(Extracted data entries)
....
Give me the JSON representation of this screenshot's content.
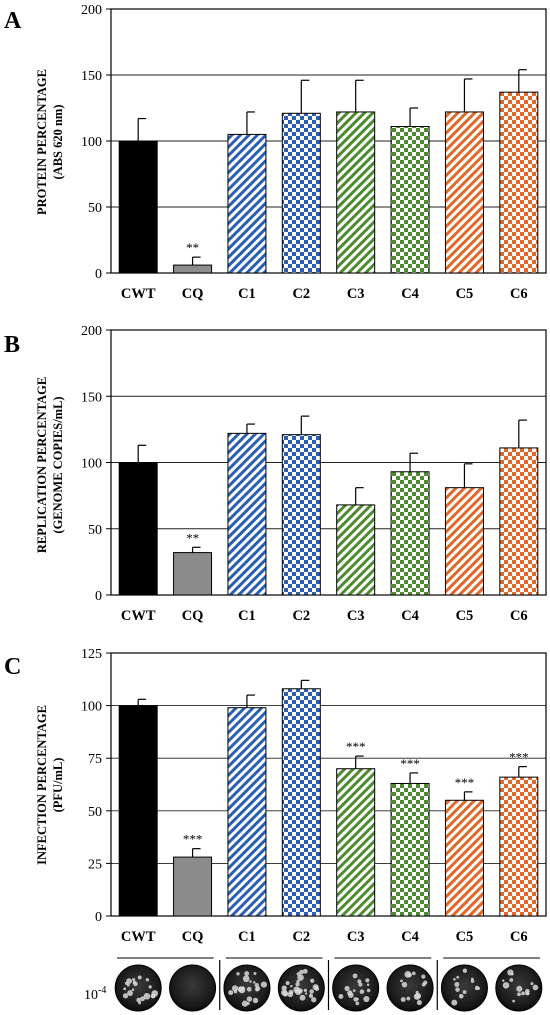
{
  "panels": [
    {
      "letter": "A",
      "ylabel_line1": "PROTEIN PERCENTAGE",
      "ylabel_line2": "(ABS 620 nm)",
      "yticks": [
        0,
        50,
        100,
        150,
        200
      ]
    },
    {
      "letter": "B",
      "ylabel_line1": "REPLICATION PERCENTAGE",
      "ylabel_line2": "(GENOME COPIES/mL)",
      "yticks": [
        0,
        50,
        100,
        150,
        200
      ]
    },
    {
      "letter": "C",
      "ylabel_line1": "INFECTION PERCENTAGE",
      "ylabel_line2": "(PFU/mL)",
      "yticks": [
        0,
        25,
        50,
        75,
        100,
        125
      ]
    }
  ],
  "plaque_dilution_label": "10",
  "plaque_dilution_exponent": "-4",
  "colors": {
    "cwt": "#000000",
    "cq": "#8c8c8c",
    "blue": "#2b5fb3",
    "green": "#4e8a2e",
    "orange": "#e0692a"
  },
  "bar_styles": [
    "solid-black",
    "solid-gray",
    "blue-diagonal",
    "blue-checker",
    "green-diagonal",
    "green-checker",
    "orange-diagonal",
    "orange-checker"
  ],
  "chart_data": [
    {
      "type": "bar",
      "categories": [
        "CWT",
        "CQ",
        "C1",
        "C2",
        "C3",
        "C4",
        "C5",
        "C6"
      ],
      "values": [
        100,
        6,
        105,
        121,
        122,
        111,
        122,
        137
      ],
      "errors": [
        17,
        6,
        17,
        25,
        24,
        14,
        25,
        17
      ],
      "significance": [
        "",
        "**",
        "",
        "",
        "",
        "",
        "",
        ""
      ],
      "title": "",
      "xlabel": "",
      "ylabel": "PROTEIN PERCENTAGE (ABS 620 nm)",
      "ylim": [
        0,
        200
      ],
      "grid": true
    },
    {
      "type": "bar",
      "categories": [
        "CWT",
        "CQ",
        "C1",
        "C2",
        "C3",
        "C4",
        "C5",
        "C6"
      ],
      "values": [
        100,
        32,
        122,
        121,
        68,
        93,
        81,
        111
      ],
      "errors": [
        13,
        4,
        7,
        14,
        13,
        14,
        18,
        21
      ],
      "significance": [
        "",
        "**",
        "",
        "",
        "",
        "",
        "",
        ""
      ],
      "title": "",
      "xlabel": "",
      "ylabel": "REPLICATION PERCENTAGE (GENOME COPIES/mL)",
      "ylim": [
        0,
        200
      ],
      "grid": true
    },
    {
      "type": "bar",
      "categories": [
        "CWT",
        "CQ",
        "C1",
        "C2",
        "C3",
        "C4",
        "C5",
        "C6"
      ],
      "values": [
        100,
        28,
        99,
        108,
        70,
        63,
        55,
        66
      ],
      "errors": [
        3,
        4,
        6,
        4,
        6,
        5,
        4,
        5
      ],
      "significance": [
        "",
        "***",
        "",
        "",
        "***",
        "***",
        "***",
        "***"
      ],
      "title": "",
      "xlabel": "",
      "ylabel": "INFECTION PERCENTAGE (PFU/mL)",
      "ylim": [
        0,
        125
      ],
      "grid": true
    }
  ]
}
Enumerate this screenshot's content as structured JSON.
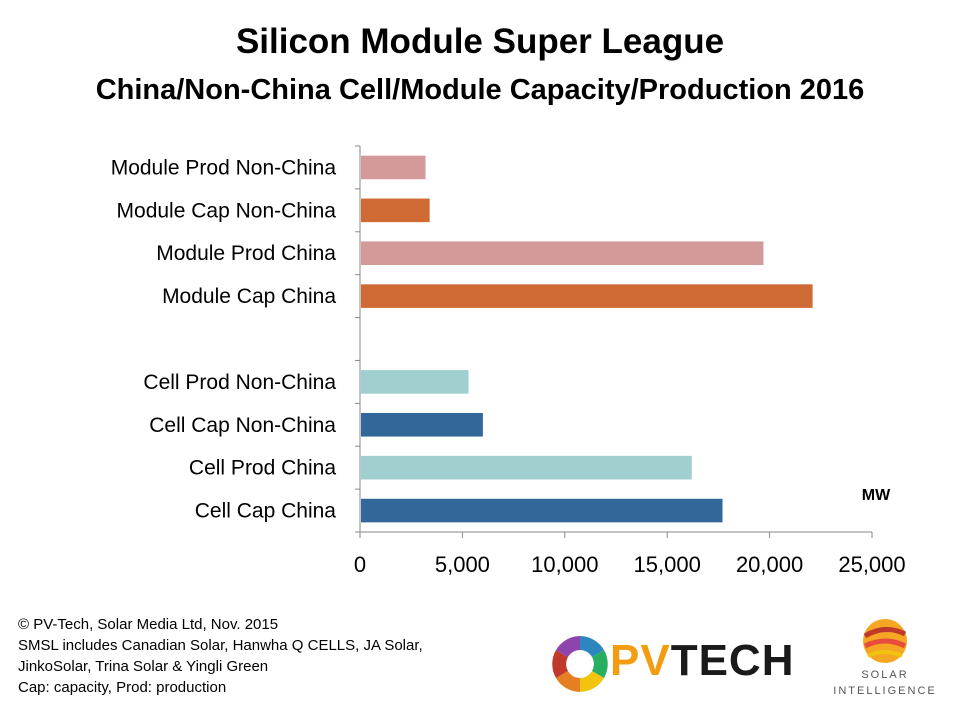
{
  "chart_data": {
    "type": "bar",
    "orientation": "horizontal",
    "title": "Silicon Module Super League",
    "subtitle": "China/Non-China Cell/Module Capacity/Production 2016",
    "unit_label": "MW",
    "xlim": [
      0,
      25000
    ],
    "x_ticks": [
      "0",
      "5,000",
      "10,000",
      "15,000",
      "20,000",
      "25,000"
    ],
    "grid": false,
    "categories": [
      "Module Prod Non-China",
      "Module Cap Non-China",
      "Module Prod China",
      "Module Cap China",
      "",
      "Cell Prod Non-China",
      "Cell Cap Non-China",
      "Cell Prod China",
      "Cell Cap China"
    ],
    "values": [
      3200,
      3400,
      19700,
      22100,
      null,
      5300,
      6000,
      16200,
      17700
    ],
    "bar_colors": [
      "#d49a9a",
      "#cf6a34",
      "#d49a9a",
      "#cf6a34",
      null,
      "#9fcfcf",
      "#336699",
      "#9fcfcf",
      "#336699"
    ]
  },
  "footnotes": [
    "© PV-Tech, Solar Media Ltd, Nov. 2015",
    "SMSL includes Canadian Solar, Hanwha Q CELLS, JA Solar,",
    "JinkoSolar, Trina Solar & Yingli Green",
    "Cap: capacity, Prod: production"
  ],
  "logos": {
    "pvtech": {
      "pv": "PV",
      "tech": "TECH"
    },
    "solar_intelligence": {
      "line1": "SOLAR",
      "line2": "INTELLIGENCE"
    }
  }
}
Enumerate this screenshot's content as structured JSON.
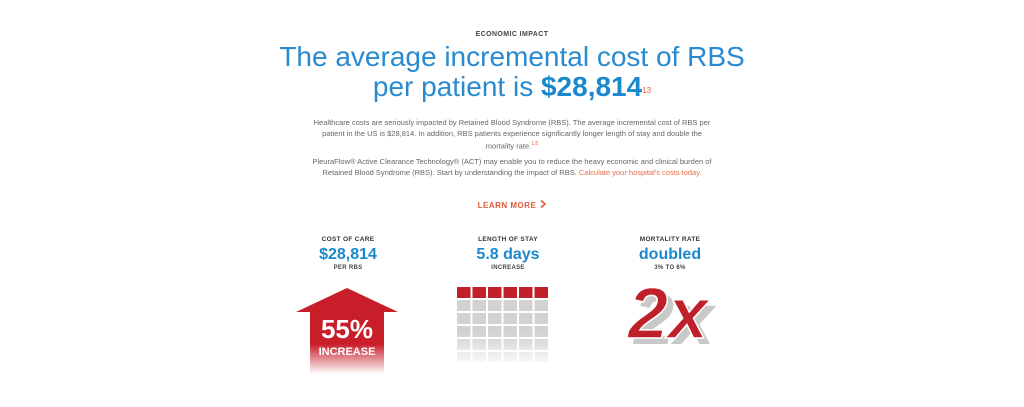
{
  "header": {
    "eyebrow": "ECONOMIC IMPACT",
    "headline_line1": "The average incremental cost of RBS",
    "headline_line2_prefix": "per patient is ",
    "headline_amount": "$28,814",
    "headline_sup": "13"
  },
  "body": {
    "para1": "Healthcare costs are seriously impacted by Retained Blood Syndrome (RBS). The average incremental cost of RBS per patient in the US is $28,814. In addition, RBS patients experience significantly longer length of stay and double the mortality rate.",
    "para1_sup": "1,5",
    "para2": "PleuraFlow® Active Clearance Technology® (ACT) may enable you to reduce the heavy economic and clinical burden of Retained Blood Syndrome (RBS). Start by understanding the impact of RBS.",
    "para2_link": "Calculate your hospital's costs today."
  },
  "cta": {
    "label": "LEARN MORE",
    "icon": "chevron-right-icon",
    "color": "#e0593b"
  },
  "stats": {
    "cost": {
      "label": "COST OF CARE",
      "value": "$28,814",
      "sub": "PER RBS",
      "graphic_percent": "55%",
      "graphic_label": "INCREASE"
    },
    "stay": {
      "label": "LENGTH OF STAY",
      "value": "5.8 days",
      "sub": "INCREASE",
      "grid_filled": 6,
      "grid_total": 36
    },
    "mortality": {
      "label": "MORTALITY RATE",
      "value": "doubled",
      "sub": "3% TO 6%",
      "graphic_text": "2x"
    }
  },
  "colors": {
    "accent_blue": "#1a88cc",
    "accent_red": "#c0202a",
    "link_orange": "#e86a45"
  }
}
....
*What is expected:*
Write the data out again exactly, but without its images.

*Your response:*
Give me the JSON representation of this screenshot's content.
{
  "panels": [
    {
      "letter": "A",
      "ylabel_line1": "PROTEIN PERCENTAGE",
      "ylabel_line2": "(ABS 620 nm)",
      "yticks": [
        0,
        50,
        100,
        150,
        200
      ]
    },
    {
      "letter": "B",
      "ylabel_line1": "REPLICATION PERCENTAGE",
      "ylabel_line2": "(GENOME COPIES/mL)",
      "yticks": [
        0,
        50,
        100,
        150,
        200
      ]
    },
    {
      "letter": "C",
      "ylabel_line1": "INFECTION PERCENTAGE",
      "ylabel_line2": "(PFU/mL)",
      "yticks": [
        0,
        25,
        50,
        75,
        100,
        125
      ]
    }
  ],
  "plaque_dilution_label": "10",
  "plaque_dilution_exponent": "-4",
  "colors": {
    "cwt": "#000000",
    "cq": "#8c8c8c",
    "blue": "#2b5fb3",
    "green": "#4e8a2e",
    "orange": "#e0692a"
  },
  "bar_styles": [
    "solid-black",
    "solid-gray",
    "blue-diagonal",
    "blue-checker",
    "green-diagonal",
    "green-checker",
    "orange-diagonal",
    "orange-checker"
  ],
  "chart_data": [
    {
      "type": "bar",
      "categories": [
        "CWT",
        "CQ",
        "C1",
        "C2",
        "C3",
        "C4",
        "C5",
        "C6"
      ],
      "values": [
        100,
        6,
        105,
        121,
        122,
        111,
        122,
        137
      ],
      "errors": [
        17,
        6,
        17,
        25,
        24,
        14,
        25,
        17
      ],
      "significance": [
        "",
        "**",
        "",
        "",
        "",
        "",
        "",
        ""
      ],
      "title": "",
      "xlabel": "",
      "ylabel": "PROTEIN PERCENTAGE (ABS 620 nm)",
      "ylim": [
        0,
        200
      ],
      "grid": true
    },
    {
      "type": "bar",
      "categories": [
        "CWT",
        "CQ",
        "C1",
        "C2",
        "C3",
        "C4",
        "C5",
        "C6"
      ],
      "values": [
        100,
        32,
        122,
        121,
        68,
        93,
        81,
        111
      ],
      "errors": [
        13,
        4,
        7,
        14,
        13,
        14,
        18,
        21
      ],
      "significance": [
        "",
        "**",
        "",
        "",
        "",
        "",
        "",
        ""
      ],
      "title": "",
      "xlabel": "",
      "ylabel": "REPLICATION PERCENTAGE (GENOME COPIES/mL)",
      "ylim": [
        0,
        200
      ],
      "grid": true
    },
    {
      "type": "bar",
      "categories": [
        "CWT",
        "CQ",
        "C1",
        "C2",
        "C3",
        "C4",
        "C5",
        "C6"
      ],
      "values": [
        100,
        28,
        99,
        108,
        70,
        63,
        55,
        66
      ],
      "errors": [
        3,
        4,
        6,
        4,
        6,
        5,
        4,
        5
      ],
      "significance": [
        "",
        "***",
        "",
        "",
        "***",
        "***",
        "***",
        "***"
      ],
      "title": "",
      "xlabel": "",
      "ylabel": "INFECTION PERCENTAGE (PFU/mL)",
      "ylim": [
        0,
        125
      ],
      "grid": true
    }
  ]
}
Enumerate this screenshot's content as structured JSON.
{
  "chart_data": {
    "type": "bar",
    "orientation": "horizontal",
    "title": "Silicon Module Super League",
    "subtitle": "China/Non-China Cell/Module Capacity/Production 2016",
    "unit_label": "MW",
    "xlim": [
      0,
      25000
    ],
    "x_ticks": [
      "0",
      "5,000",
      "10,000",
      "15,000",
      "20,000",
      "25,000"
    ],
    "grid": false,
    "categories": [
      "Module Prod Non-China",
      "Module Cap Non-China",
      "Module Prod China",
      "Module Cap China",
      "",
      "Cell Prod Non-China",
      "Cell Cap Non-China",
      "Cell Prod China",
      "Cell Cap China"
    ],
    "values": [
      3200,
      3400,
      19700,
      22100,
      null,
      5300,
      6000,
      16200,
      17700
    ],
    "bar_colors": [
      "#d49a9a",
      "#cf6a34",
      "#d49a9a",
      "#cf6a34",
      null,
      "#9fcfcf",
      "#336699",
      "#9fcfcf",
      "#336699"
    ]
  },
  "footnotes": [
    "© PV-Tech, Solar Media Ltd, Nov. 2015",
    "SMSL includes Canadian Solar, Hanwha Q CELLS, JA Solar,",
    "JinkoSolar, Trina Solar & Yingli Green",
    "Cap: capacity, Prod: production"
  ],
  "logos": {
    "pvtech": {
      "pv": "PV",
      "tech": "TECH"
    },
    "solar_intelligence": {
      "line1": "SOLAR",
      "line2": "INTELLIGENCE"
    }
  }
}
Enumerate this screenshot's content as structured JSON.
{
  "header": {
    "eyebrow": "ECONOMIC IMPACT",
    "headline_line1": "The average incremental cost of RBS",
    "headline_line2_prefix": "per patient is ",
    "headline_amount": "$28,814",
    "headline_sup": "13"
  },
  "body": {
    "para1": "Healthcare costs are seriously impacted by Retained Blood Syndrome (RBS). The average incremental cost of RBS per patient in the US is $28,814. In addition, RBS patients experience significantly longer length of stay and double the mortality rate.",
    "para1_sup": "1,5",
    "para2": "PleuraFlow® Active Clearance Technology® (ACT) may enable you to reduce the heavy economic and clinical burden of Retained Blood Syndrome (RBS). Start by understanding the impact of RBS.",
    "para2_link": "Calculate your hospital's costs today."
  },
  "cta": {
    "label": "LEARN MORE",
    "icon": "chevron-right-icon",
    "color": "#e0593b"
  },
  "stats": {
    "cost": {
      "label": "COST OF CARE",
      "value": "$28,814",
      "sub": "PER RBS",
      "graphic_percent": "55%",
      "graphic_label": "INCREASE"
    },
    "stay": {
      "label": "LENGTH OF STAY",
      "value": "5.8 days",
      "sub": "INCREASE",
      "grid_filled": 6,
      "grid_total": 36
    },
    "mortality": {
      "label": "MORTALITY RATE",
      "value": "doubled",
      "sub": "3% TO 6%",
      "graphic_text": "2x"
    }
  },
  "colors": {
    "accent_blue": "#1a88cc",
    "accent_red": "#c0202a",
    "link_orange": "#e86a45"
  }
}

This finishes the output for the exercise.